### Aim
Write out every record below exactly as it appears.

### Source records
....

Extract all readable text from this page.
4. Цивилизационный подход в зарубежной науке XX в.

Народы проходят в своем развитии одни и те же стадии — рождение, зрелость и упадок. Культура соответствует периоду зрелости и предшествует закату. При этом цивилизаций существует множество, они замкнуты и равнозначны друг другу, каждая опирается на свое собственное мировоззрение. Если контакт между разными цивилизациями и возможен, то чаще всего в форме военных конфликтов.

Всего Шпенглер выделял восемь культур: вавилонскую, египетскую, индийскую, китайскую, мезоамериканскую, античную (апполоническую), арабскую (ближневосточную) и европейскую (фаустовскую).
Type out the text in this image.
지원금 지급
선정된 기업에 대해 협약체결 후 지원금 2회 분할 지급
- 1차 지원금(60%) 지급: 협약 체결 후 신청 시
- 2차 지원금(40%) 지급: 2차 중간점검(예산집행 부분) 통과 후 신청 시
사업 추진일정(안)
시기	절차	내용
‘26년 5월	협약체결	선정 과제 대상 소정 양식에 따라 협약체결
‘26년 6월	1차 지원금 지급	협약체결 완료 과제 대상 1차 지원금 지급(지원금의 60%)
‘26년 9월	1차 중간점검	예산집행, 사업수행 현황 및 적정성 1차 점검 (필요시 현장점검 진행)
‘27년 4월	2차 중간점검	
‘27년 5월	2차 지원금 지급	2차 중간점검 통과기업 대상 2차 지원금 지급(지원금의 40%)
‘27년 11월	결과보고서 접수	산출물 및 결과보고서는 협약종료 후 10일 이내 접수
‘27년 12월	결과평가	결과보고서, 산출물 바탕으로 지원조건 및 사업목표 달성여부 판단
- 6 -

....

### The response
Extract all readable text from this page.
4. Цивилизационный подход в зарубежной науке XX в.

Народы проходят в своем развитии одни и те же стадии — рождение, зрелость и упадок. Культура соответствует периоду зрелости и предшествует закату. При этом цивилизаций существует множество, они замкнуты и равнозначны друг другу, каждая опирается на свое собственное мировоззрение. Если контакт между разными цивилизациями и возможен, то чаще всего в форме военных конфликтов.

Всего Шпенглер выделял восемь культур: вавилонскую, египетскую, индийскую, китайскую, мезоамериканскую, античную (апполоническую), арабскую (ближневосточную) и европейскую (фаустовскую).
Type out the text in this image.
지원금 지급
선정된 기업에 대해 협약체결 후 지원금 2회 분할 지급
- 1차 지원금(60%) 지급: 협약 체결 후 신청 시
- 2차 지원금(40%) 지급: 2차 중간점검(예산집행 부분) 통과 후 신청 시
사업 추진일정(안)
시기	절차	내용
‘26년 5월	협약체결	선정 과제 대상 소정 양식에 따라 협약체결
‘26년 6월	1차 지원금 지급	협약체결 완료 과제 대상 1차 지원금 지급(지원금의 60%)
‘26년 9월	1차 중간점검	예산집행, 사업수행 현황 및 적정성 1차 점검 (필요시 현장점검 진행)
‘27년 4월	2차 중간점검	
‘27년 5월	2차 지원금 지급	2차 중간점검 통과기업 대상 2차 지원금 지급(지원금의 40%)
‘27년 11월	결과보고서 접수	산출물 및 결과보고서는 협약종료 후 10일 이내 접수
‘27년 12월	결과평가	결과보고서, 산출물 바탕으로 지원조건 및 사업목표 달성여부 판단
- 6 -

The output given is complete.